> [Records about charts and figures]
--- Start ---

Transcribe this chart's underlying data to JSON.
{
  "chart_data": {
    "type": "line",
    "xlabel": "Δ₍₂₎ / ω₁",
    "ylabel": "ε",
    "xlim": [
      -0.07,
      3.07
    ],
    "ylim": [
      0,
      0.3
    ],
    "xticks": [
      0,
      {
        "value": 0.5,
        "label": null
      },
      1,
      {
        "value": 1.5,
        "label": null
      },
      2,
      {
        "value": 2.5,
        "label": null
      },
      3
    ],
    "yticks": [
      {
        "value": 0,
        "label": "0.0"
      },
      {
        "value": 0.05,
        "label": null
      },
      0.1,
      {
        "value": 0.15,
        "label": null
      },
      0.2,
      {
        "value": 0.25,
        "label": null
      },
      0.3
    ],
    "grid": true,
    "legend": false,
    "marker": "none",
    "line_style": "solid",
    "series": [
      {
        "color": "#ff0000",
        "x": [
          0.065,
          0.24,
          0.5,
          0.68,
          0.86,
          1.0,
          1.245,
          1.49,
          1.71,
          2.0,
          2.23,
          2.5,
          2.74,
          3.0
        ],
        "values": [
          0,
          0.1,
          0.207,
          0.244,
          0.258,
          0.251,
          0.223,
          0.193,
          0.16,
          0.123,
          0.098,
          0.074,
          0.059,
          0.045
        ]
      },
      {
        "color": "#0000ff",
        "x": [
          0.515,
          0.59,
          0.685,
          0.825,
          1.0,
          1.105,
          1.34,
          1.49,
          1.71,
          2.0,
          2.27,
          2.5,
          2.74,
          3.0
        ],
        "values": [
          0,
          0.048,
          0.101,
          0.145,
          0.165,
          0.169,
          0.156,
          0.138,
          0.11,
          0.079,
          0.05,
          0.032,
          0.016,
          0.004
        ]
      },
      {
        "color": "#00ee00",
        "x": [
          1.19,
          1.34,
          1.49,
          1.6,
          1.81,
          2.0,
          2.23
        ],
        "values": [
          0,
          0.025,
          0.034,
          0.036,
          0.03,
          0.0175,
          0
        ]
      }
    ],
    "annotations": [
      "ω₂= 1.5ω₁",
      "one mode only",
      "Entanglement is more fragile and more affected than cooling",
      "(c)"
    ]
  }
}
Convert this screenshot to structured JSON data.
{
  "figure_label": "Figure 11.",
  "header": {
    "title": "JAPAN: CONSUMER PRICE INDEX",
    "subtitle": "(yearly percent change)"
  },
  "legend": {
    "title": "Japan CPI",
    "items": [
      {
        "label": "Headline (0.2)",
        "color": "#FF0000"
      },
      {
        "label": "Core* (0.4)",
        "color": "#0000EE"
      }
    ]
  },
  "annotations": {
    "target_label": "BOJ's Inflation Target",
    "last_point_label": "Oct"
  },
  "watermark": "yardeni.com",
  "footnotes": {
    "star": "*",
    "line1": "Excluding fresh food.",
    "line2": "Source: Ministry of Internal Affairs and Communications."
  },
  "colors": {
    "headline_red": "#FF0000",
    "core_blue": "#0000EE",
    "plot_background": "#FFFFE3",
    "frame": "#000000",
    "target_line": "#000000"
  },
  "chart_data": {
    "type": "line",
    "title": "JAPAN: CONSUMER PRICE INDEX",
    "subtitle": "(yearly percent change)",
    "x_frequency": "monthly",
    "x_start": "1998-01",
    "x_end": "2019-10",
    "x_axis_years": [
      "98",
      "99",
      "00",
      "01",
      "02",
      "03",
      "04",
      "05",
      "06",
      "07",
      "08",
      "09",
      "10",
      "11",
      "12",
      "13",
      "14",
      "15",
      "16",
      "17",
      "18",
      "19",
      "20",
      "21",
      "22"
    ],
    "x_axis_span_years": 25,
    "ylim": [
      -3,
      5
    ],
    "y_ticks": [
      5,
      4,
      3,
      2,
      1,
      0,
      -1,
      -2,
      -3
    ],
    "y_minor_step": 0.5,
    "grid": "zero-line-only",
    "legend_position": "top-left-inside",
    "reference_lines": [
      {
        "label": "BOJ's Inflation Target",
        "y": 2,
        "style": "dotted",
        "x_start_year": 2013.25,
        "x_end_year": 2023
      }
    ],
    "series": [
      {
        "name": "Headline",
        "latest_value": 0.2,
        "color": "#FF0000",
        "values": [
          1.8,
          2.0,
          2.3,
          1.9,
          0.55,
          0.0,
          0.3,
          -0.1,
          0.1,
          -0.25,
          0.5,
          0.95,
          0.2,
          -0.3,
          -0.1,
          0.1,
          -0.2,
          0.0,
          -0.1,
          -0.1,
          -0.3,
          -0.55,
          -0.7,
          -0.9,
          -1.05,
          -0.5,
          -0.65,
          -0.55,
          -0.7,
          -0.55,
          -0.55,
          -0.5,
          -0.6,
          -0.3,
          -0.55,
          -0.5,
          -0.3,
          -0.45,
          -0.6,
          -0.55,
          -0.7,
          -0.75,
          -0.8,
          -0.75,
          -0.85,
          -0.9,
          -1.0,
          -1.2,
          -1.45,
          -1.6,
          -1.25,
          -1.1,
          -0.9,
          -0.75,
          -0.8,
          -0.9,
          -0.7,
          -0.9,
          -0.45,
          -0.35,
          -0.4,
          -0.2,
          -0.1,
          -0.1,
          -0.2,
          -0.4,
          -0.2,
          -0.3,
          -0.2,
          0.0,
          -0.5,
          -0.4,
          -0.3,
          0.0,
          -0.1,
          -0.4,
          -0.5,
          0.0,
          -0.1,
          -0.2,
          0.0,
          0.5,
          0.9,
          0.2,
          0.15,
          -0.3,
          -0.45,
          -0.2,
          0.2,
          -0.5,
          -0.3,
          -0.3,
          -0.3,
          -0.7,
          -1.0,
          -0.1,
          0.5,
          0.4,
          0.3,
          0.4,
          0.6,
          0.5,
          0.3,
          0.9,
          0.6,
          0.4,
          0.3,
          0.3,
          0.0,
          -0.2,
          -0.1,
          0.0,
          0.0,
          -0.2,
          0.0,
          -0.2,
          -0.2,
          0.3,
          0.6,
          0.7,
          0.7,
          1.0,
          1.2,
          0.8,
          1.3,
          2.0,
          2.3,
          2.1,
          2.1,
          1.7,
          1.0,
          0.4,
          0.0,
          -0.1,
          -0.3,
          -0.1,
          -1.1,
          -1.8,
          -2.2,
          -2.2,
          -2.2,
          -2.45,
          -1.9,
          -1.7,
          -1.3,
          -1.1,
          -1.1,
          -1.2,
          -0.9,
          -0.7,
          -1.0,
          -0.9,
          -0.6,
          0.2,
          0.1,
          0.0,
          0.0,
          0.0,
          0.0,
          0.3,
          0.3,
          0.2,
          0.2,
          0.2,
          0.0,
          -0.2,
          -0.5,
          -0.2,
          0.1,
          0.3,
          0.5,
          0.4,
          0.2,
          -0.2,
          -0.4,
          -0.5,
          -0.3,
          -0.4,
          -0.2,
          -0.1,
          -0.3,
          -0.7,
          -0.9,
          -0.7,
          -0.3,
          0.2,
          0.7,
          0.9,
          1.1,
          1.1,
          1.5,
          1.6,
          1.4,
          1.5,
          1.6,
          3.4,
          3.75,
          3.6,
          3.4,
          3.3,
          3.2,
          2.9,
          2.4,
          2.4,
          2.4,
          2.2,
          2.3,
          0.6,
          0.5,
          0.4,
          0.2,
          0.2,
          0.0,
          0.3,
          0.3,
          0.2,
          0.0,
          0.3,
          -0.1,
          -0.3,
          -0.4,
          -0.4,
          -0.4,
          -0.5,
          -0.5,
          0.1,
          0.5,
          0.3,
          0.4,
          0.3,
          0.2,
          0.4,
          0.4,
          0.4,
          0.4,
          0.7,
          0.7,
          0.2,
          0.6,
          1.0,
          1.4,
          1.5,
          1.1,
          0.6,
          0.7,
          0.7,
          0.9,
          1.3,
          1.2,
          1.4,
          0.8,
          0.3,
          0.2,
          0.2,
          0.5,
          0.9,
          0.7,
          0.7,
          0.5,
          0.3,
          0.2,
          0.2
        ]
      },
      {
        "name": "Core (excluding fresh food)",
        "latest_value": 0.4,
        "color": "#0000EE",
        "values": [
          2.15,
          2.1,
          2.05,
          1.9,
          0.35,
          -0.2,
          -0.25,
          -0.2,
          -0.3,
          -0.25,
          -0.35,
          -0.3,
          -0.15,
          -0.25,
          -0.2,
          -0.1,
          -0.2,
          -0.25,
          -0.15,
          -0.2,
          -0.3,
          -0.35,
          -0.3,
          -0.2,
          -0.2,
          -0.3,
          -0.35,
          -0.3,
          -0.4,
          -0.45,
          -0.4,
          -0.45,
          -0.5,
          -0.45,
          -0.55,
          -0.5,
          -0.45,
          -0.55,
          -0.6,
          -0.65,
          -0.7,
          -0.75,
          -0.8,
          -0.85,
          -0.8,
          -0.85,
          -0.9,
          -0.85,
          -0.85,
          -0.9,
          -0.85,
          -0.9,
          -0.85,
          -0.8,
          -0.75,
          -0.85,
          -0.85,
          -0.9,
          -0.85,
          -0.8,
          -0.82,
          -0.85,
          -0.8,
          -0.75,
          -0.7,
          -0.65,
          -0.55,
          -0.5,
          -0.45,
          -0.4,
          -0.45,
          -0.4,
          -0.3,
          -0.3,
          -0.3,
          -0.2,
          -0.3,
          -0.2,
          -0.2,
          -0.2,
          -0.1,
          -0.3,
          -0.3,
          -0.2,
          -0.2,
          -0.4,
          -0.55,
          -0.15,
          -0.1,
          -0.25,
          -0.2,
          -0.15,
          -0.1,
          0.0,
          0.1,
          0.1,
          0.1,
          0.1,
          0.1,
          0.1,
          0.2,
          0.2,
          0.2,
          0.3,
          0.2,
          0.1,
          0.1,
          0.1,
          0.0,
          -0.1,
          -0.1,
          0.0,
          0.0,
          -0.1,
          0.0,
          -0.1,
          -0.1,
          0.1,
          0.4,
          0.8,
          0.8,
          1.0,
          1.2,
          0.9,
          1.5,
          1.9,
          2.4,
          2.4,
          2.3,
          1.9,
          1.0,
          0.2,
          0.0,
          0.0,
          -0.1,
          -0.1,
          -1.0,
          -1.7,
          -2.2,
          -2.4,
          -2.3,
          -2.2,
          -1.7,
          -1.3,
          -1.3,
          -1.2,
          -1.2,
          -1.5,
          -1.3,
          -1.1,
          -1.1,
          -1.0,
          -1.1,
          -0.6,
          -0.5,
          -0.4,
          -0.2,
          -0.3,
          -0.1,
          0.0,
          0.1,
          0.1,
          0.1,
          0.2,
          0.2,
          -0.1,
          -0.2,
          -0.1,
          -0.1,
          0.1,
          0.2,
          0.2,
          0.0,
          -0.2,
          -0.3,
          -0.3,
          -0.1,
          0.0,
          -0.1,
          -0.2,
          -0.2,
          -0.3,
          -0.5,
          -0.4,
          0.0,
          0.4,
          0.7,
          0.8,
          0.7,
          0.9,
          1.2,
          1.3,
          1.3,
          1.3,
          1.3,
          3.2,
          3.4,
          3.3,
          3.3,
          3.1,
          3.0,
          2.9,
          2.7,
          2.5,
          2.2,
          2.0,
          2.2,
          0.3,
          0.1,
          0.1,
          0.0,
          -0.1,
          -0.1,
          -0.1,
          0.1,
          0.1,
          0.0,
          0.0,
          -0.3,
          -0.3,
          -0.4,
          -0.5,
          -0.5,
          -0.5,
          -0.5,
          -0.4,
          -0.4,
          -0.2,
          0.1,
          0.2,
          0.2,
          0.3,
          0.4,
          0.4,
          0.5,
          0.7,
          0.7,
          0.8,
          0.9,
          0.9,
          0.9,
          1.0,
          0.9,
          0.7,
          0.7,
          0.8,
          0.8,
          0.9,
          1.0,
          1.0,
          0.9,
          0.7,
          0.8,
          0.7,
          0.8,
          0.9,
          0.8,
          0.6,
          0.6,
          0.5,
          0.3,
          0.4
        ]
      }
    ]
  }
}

--- End ---

> [Task description] Determine how many lines of the listing hold the word "yearly" and reply with that figure alone.

> [Worked answer] 2